Start of THE DATA

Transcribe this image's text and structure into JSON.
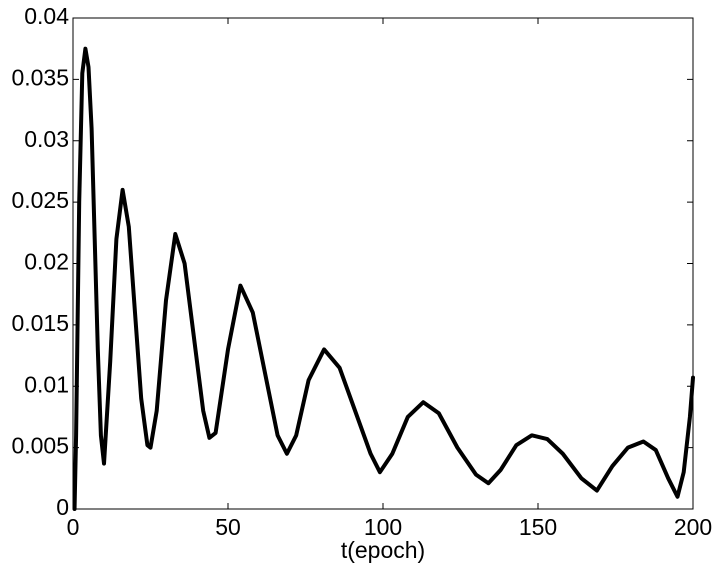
{
  "chart_data": {
    "type": "line",
    "x_label": "t(epoch)",
    "x": [
      0.5,
      1,
      2,
      3,
      4,
      5,
      6,
      7,
      8,
      9,
      10,
      12,
      14,
      16,
      18,
      20,
      22,
      24,
      25,
      27,
      30,
      33,
      36,
      39,
      42,
      44,
      46,
      50,
      54,
      58,
      62,
      66,
      69,
      72,
      76,
      81,
      86,
      91,
      96,
      99,
      103,
      108,
      113,
      118,
      124,
      130,
      134,
      138,
      143,
      148,
      153,
      158,
      164,
      169,
      174,
      179,
      184,
      188,
      192,
      195,
      197,
      199,
      200
    ],
    "series": [
      {
        "color": "#000000",
        "values": [
          0,
          0.006,
          0.025,
          0.0355,
          0.0375,
          0.036,
          0.031,
          0.022,
          0.013,
          0.006,
          0.0037,
          0.012,
          0.022,
          0.026,
          0.023,
          0.016,
          0.009,
          0.0052,
          0.005,
          0.008,
          0.017,
          0.0224,
          0.02,
          0.014,
          0.008,
          0.0058,
          0.0062,
          0.013,
          0.0182,
          0.016,
          0.011,
          0.006,
          0.0045,
          0.006,
          0.0105,
          0.013,
          0.0115,
          0.008,
          0.0045,
          0.003,
          0.0045,
          0.0075,
          0.0087,
          0.0078,
          0.005,
          0.0028,
          0.0021,
          0.0032,
          0.0052,
          0.006,
          0.0057,
          0.0045,
          0.0025,
          0.0015,
          0.0035,
          0.005,
          0.0055,
          0.0048,
          0.0025,
          0.001,
          0.003,
          0.0075,
          0.0107
        ]
      }
    ],
    "xlim": [
      0,
      200
    ],
    "xticks": [
      0,
      50,
      100,
      150,
      200
    ],
    "ylim": [
      0,
      0.04
    ],
    "yticks": [
      0,
      0.005,
      0.01,
      0.015,
      0.02,
      0.025,
      0.03,
      0.035,
      0.04
    ]
  }
}
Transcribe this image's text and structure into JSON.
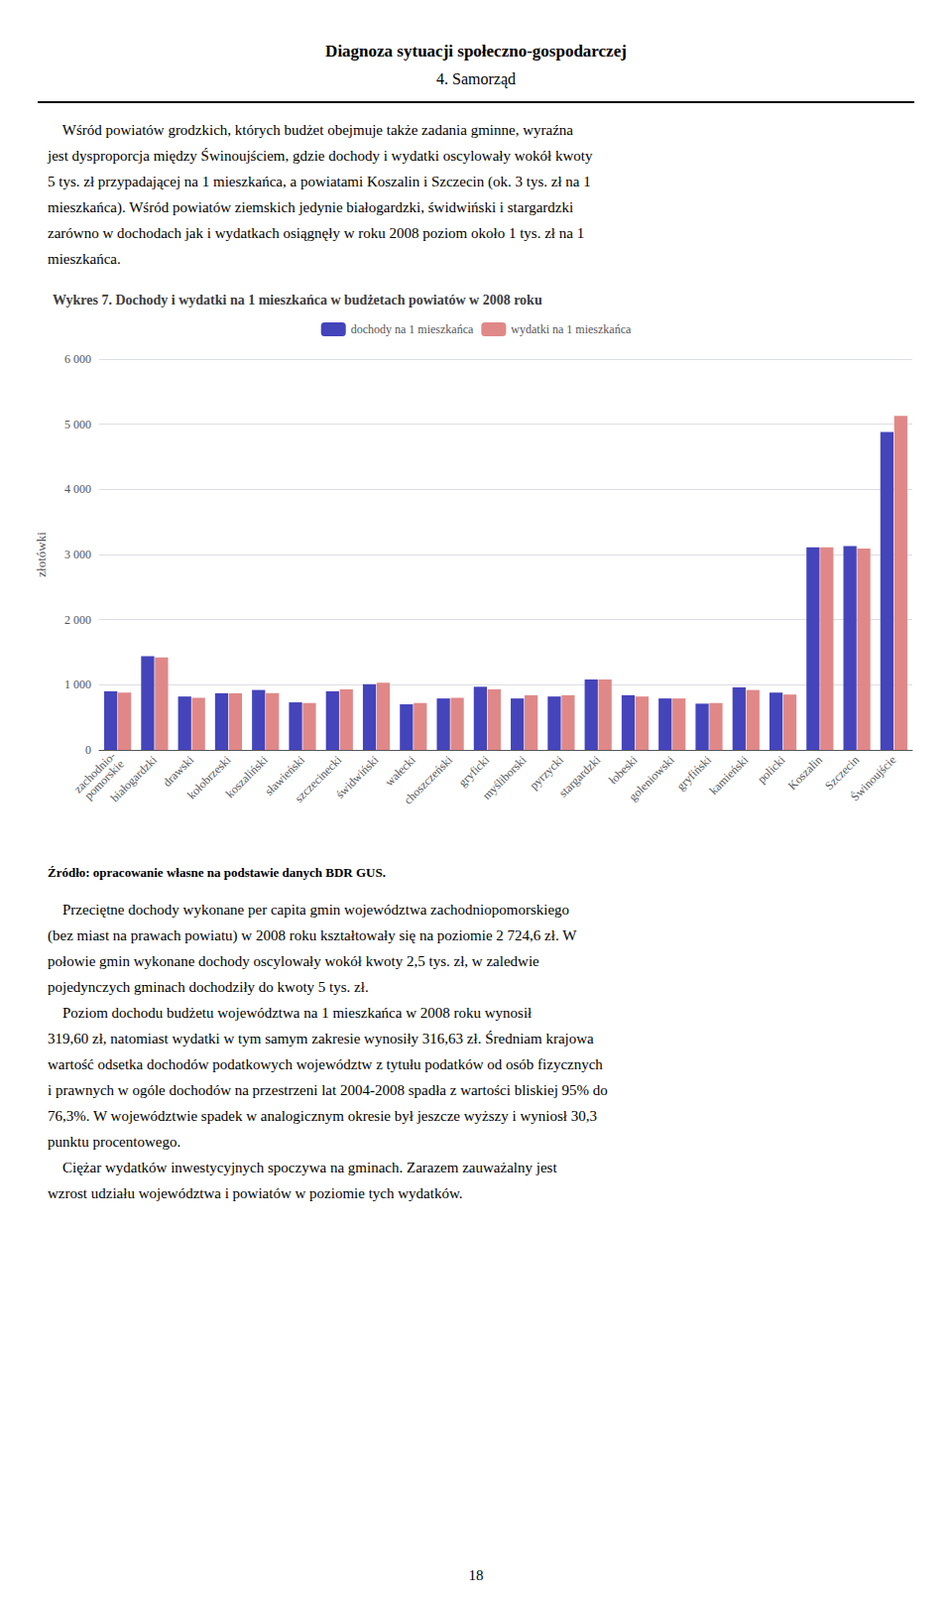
{
  "header_lines": [
    "Diagnoza sytuacji społeczno-gospodarczej",
    "4. Samorząd"
  ],
  "text_before": [
    "    Wśród powiatów grodzkich, których budżet obejmuje także zadania gminne, wyraźna",
    "jest dysproporcja między Świnoujściem, gdzie dochody i wydatki oscylowały wokół kwoty",
    "5 tys. zł przypadającej na 1 mieszkańca, a powiatami Koszalin i Szczecin (ok. 3 tys. zł na 1",
    "mieszkańca). Wśród powiatów ziemskich jedynie białogardzki, świdwiński i stargardzki",
    "zarówno w dochodach jak i wydatkach osiągnęły w roku 2008 poziom około 1 tys. zł na 1",
    "mieszkańca."
  ],
  "chart_data": {
    "type": "bar",
    "title": "Wykres 7. Dochody i wydatki na 1 mieszkańca w budżetach powiatów w 2008 roku",
    "ylabel": "złotówki",
    "categories": [
      "zachodnio-\npomorskie",
      "białogardzki",
      "drawski",
      "kołobrzeski",
      "koszaliński",
      "sławieński",
      "szczecinecki",
      "świdwiński",
      "wałecki",
      "choszczeński",
      "gryficki",
      "myśliborski",
      "pyrzycki",
      "stargardzki",
      "łobeski",
      "goleniowski",
      "gryfiński",
      "kamieński",
      "policki",
      "Koszalin",
      "Szczecin",
      "Świnoujście"
    ],
    "series": [
      {
        "name": "dochody na 1 mieszkańca",
        "color": "#4444bb",
        "values": [
          900,
          1440,
          820,
          870,
          920,
          730,
          900,
          1010,
          700,
          790,
          970,
          790,
          820,
          1080,
          840,
          790,
          710,
          960,
          880,
          3110,
          3130,
          4880
        ]
      },
      {
        "name": "wydatki na 1 mieszkańca",
        "color": "#e08888",
        "values": [
          880,
          1420,
          800,
          870,
          870,
          720,
          930,
          1030,
          720,
          800,
          930,
          840,
          840,
          1080,
          820,
          790,
          720,
          920,
          850,
          3110,
          3090,
          5130
        ]
      }
    ],
    "ylim": [
      0,
      6000
    ],
    "yticks": [
      0,
      {
        "value": 1000,
        "label": "1 000"
      },
      {
        "value": 2000,
        "label": "2 000"
      },
      {
        "value": 3000,
        "label": "3 000"
      },
      {
        "value": 4000,
        "label": "4 000"
      },
      {
        "value": 5000,
        "label": "5 000"
      },
      {
        "value": 6000,
        "label": "6 000"
      }
    ],
    "grid": true,
    "legend": "upper center"
  },
  "source": "Źródło: opracowanie własne na podstawie danych BDR GUS.",
  "text_after": [
    "    Przeciętne dochody wykonane per capita gmin województwa zachodniopomorskiego",
    "(bez miast na prawach powiatu) w 2008 roku kształtowały się na poziomie 2 724,6 zł. W",
    "połowie gmin wykonane dochody oscylowały wokół kwoty 2,5 tys. zł, w zaledwie",
    "pojedynczych gminach dochodziły do kwoty 5 tys. zł.",
    "    Poziom dochodu budżetu województwa na 1 mieszkańca w 2008 roku wynosił",
    "319,60 zł, natomiast wydatki w tym samym zakresie wynosiły 316,63 zł. Średniam krajowa",
    "wartość odsetka dochodów podatkowych województw z tytułu podatków od osób fizycznych",
    "i prawnych w ogóle dochodów na przestrzeni lat 2004-2008 spadła z wartości bliskiej 95% do",
    "76,3%. W województwie spadek w analogicznym okresie był jeszcze wyższy i wyniosł 30,3",
    "punktu procentowego.",
    "    Ciężar wydatków inwestycyjnych spoczywa na gminach. Zarazem zauważalny jest",
    "wzrost udziału województwa i powiatów w poziomie tych wydatków."
  ],
  "page_number": "18"
}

End of THE DATA

→ YOUR INSTRUCTIONS:
Search the data for "color". Copy every matching line.

→ CORRECT OUTPUT:
        "color": "#000000",
        "color": "#4444bb",
        "color": "#e08888",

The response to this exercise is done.